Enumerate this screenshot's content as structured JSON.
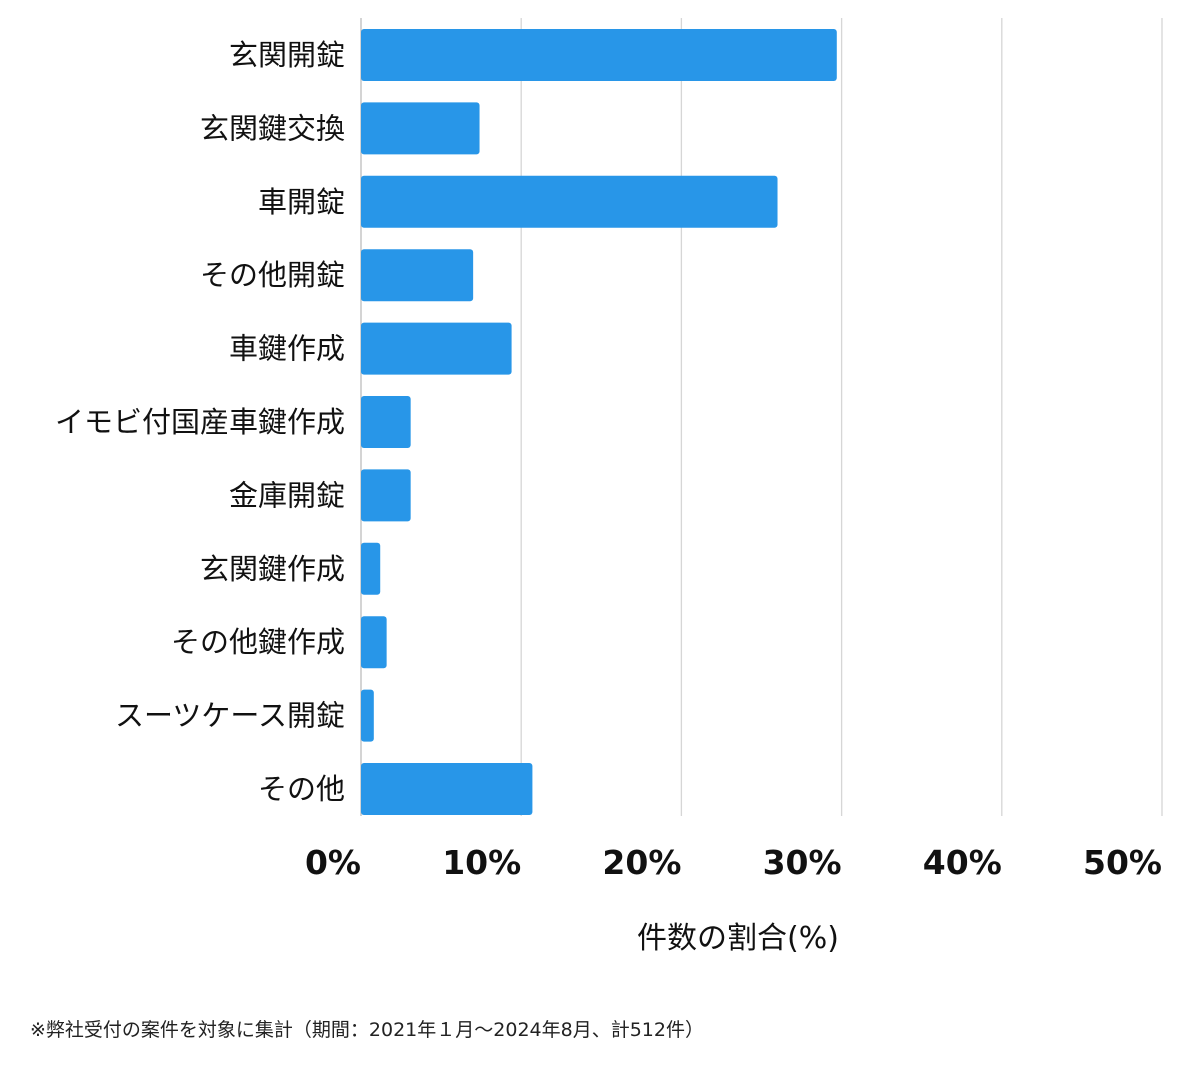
{
  "chart_data": {
    "type": "bar",
    "orientation": "horizontal",
    "categories": [
      "玄関開錠",
      "玄関鍵交換",
      "車開錠",
      "その他開錠",
      "車鍵作成",
      "イモビ付国産車鍵作成",
      "金庫開錠",
      "玄関鍵作成",
      "その他鍵作成",
      "スーツケース開錠",
      "その他"
    ],
    "values": [
      29.7,
      7.4,
      26.0,
      7.0,
      9.4,
      3.1,
      3.1,
      1.2,
      1.6,
      0.8,
      10.7
    ],
    "xlim": [
      0,
      50
    ],
    "xticks": [
      0,
      10,
      20,
      30,
      40,
      50
    ],
    "xtick_labels": [
      "0%",
      "10%",
      "20%",
      "30%",
      "40%",
      "50%"
    ],
    "xlabel": "件数の割合(%)",
    "grid": "vertical",
    "bar_color": "#2896e8",
    "grid_color": "#d6d6d6"
  },
  "footnote": "※弊社受付の案件を対象に集計（期間：2021年１月〜2024年8月、計512件）"
}
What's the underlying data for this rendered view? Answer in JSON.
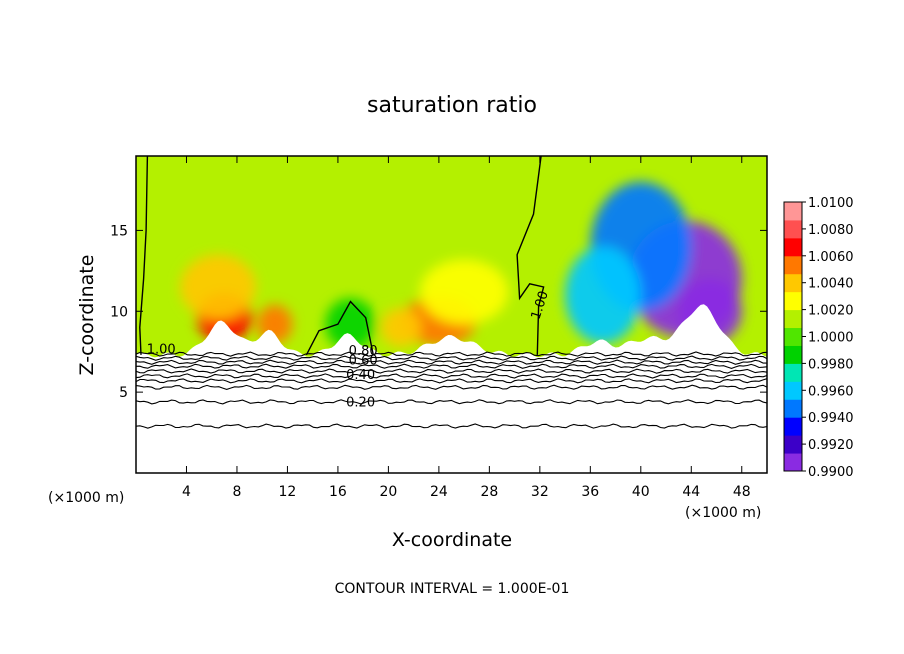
{
  "chart_data": {
    "type": "heatmap",
    "title": "saturation ratio",
    "xlabel": "X-coordinate",
    "ylabel": "Z-coordinate",
    "x_unit_left": "(×1000 m)",
    "x_unit_right": "(×1000 m)",
    "x_ticks": [
      {
        "value": 4,
        "label": "4"
      },
      {
        "value": 8,
        "label": "8"
      },
      {
        "value": 12,
        "label": "12"
      },
      {
        "value": 16,
        "label": "16"
      },
      {
        "value": 20,
        "label": "20"
      },
      {
        "value": 24,
        "label": "24"
      },
      {
        "value": 28,
        "label": "28"
      },
      {
        "value": 32,
        "label": "32"
      },
      {
        "value": 36,
        "label": "36"
      },
      {
        "value": 40,
        "label": "40"
      },
      {
        "value": 44,
        "label": "44"
      },
      {
        "value": 48,
        "label": "48"
      }
    ],
    "y_ticks": [
      {
        "value": 5,
        "label": "5"
      },
      {
        "value": 10,
        "label": "10"
      },
      {
        "value": 15,
        "label": "15"
      }
    ],
    "xlim": [
      0,
      50
    ],
    "ylim": [
      0,
      19.6
    ],
    "colorbar": {
      "range": [
        0.99,
        1.01
      ],
      "labels": [
        "1.0100",
        "1.0080",
        "1.0060",
        "1.0040",
        "1.0020",
        "1.0000",
        "0.9980",
        "0.9960",
        "0.9940",
        "0.9920",
        "0.9900"
      ],
      "colors": [
        "#8a2be2",
        "#3c00c8",
        "#0000ff",
        "#0078ff",
        "#00c8ff",
        "#00e6b4",
        "#00d200",
        "#50e600",
        "#b4f000",
        "#ffff00",
        "#ffc800",
        "#ff7800",
        "#ff0000",
        "#ff5050",
        "#ff9696"
      ]
    },
    "regions": {
      "background_level": 1.0015,
      "blobs": [
        {
          "cx": 7,
          "cz": 9.6,
          "sx": 2.2,
          "sz": 1.5,
          "value": 1.0068
        },
        {
          "cx": 11,
          "cz": 9.2,
          "sx": 1.4,
          "sz": 1.2,
          "value": 1.005
        },
        {
          "cx": 6.5,
          "cz": 11.5,
          "sx": 3.0,
          "sz": 2.0,
          "value": 1.004
        },
        {
          "cx": 24,
          "cz": 9.4,
          "sx": 3.0,
          "sz": 1.5,
          "value": 1.0055
        },
        {
          "cx": 21,
          "cz": 9.0,
          "sx": 1.6,
          "sz": 1.2,
          "value": 1.0045
        },
        {
          "cx": 26,
          "cz": 11.2,
          "sx": 3.5,
          "sz": 2.0,
          "value": 1.003
        },
        {
          "cx": 17,
          "cz": 9.2,
          "sx": 2.0,
          "sz": 1.6,
          "value": 0.999
        },
        {
          "cx": 43.5,
          "cz": 12.0,
          "sx": 4.5,
          "sz": 3.6,
          "value": 0.991
        },
        {
          "cx": 45.5,
          "cz": 10.0,
          "sx": 2.5,
          "sz": 2.0,
          "value": 0.9905
        },
        {
          "cx": 40,
          "cz": 14.0,
          "sx": 4.0,
          "sz": 4.0,
          "value": 0.9945
        },
        {
          "cx": 37,
          "cz": 11.0,
          "sx": 3.0,
          "sz": 3.0,
          "value": 0.996
        }
      ]
    },
    "contour_labels": [
      {
        "text": "1.00",
        "x": 2.0,
        "z": 7.4
      },
      {
        "text": "1.00",
        "x": 32.3,
        "z": 10.3,
        "rotate": -72
      },
      {
        "text": "0.80",
        "x": 18.0,
        "z": 7.3
      },
      {
        "text": "0.60",
        "x": 18.0,
        "z": 6.7
      },
      {
        "text": "0.40",
        "x": 17.8,
        "z": 5.8
      },
      {
        "text": "0.20",
        "x": 17.8,
        "z": 4.1
      }
    ],
    "contour_interval_text": "CONTOUR INTERVAL = 1.000E-01"
  }
}
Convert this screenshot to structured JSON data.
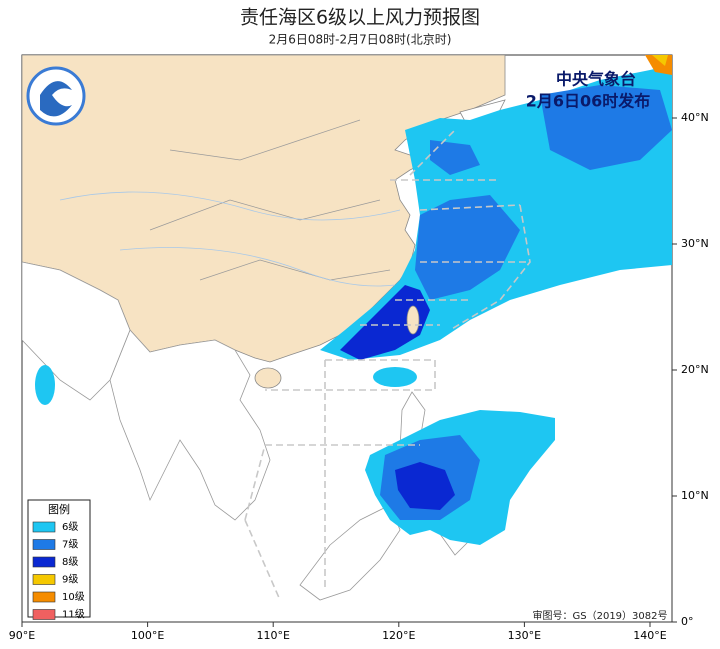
{
  "header": {
    "title": "责任海区6级以上风力预报图",
    "subtitle": "2月6日08时-2月7日08时(北京时)"
  },
  "issuer": {
    "name": "中央气象台",
    "time": "2月6日06时发布"
  },
  "legend": {
    "title": "图例",
    "items": [
      {
        "label": "6级",
        "color": "#1ec6f2"
      },
      {
        "label": "7级",
        "color": "#1e7ae6"
      },
      {
        "label": "8级",
        "color": "#0a28d2"
      },
      {
        "label": "9级",
        "color": "#f5c800"
      },
      {
        "label": "10级",
        "color": "#f58c00"
      },
      {
        "label": "11级",
        "color": "#f06060"
      }
    ]
  },
  "axes": {
    "longitude": [
      "90°E",
      "100°E",
      "110°E",
      "120°E",
      "130°E",
      "140°E"
    ],
    "latitude": [
      "40°N",
      "30°N",
      "20°N",
      "10°N",
      "0°"
    ]
  },
  "footer": {
    "review_number": "审图号：GS（2019）3082号"
  }
}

━━━━━━━━━━━━━━━━

__TASK DETAILS__
Copy out every line of the data that includes the word "screenshot".

__CORRECT ANSWER__
Enumerate this screenshot's content as structured JSON.
Convert this screenshot to structured JSON data.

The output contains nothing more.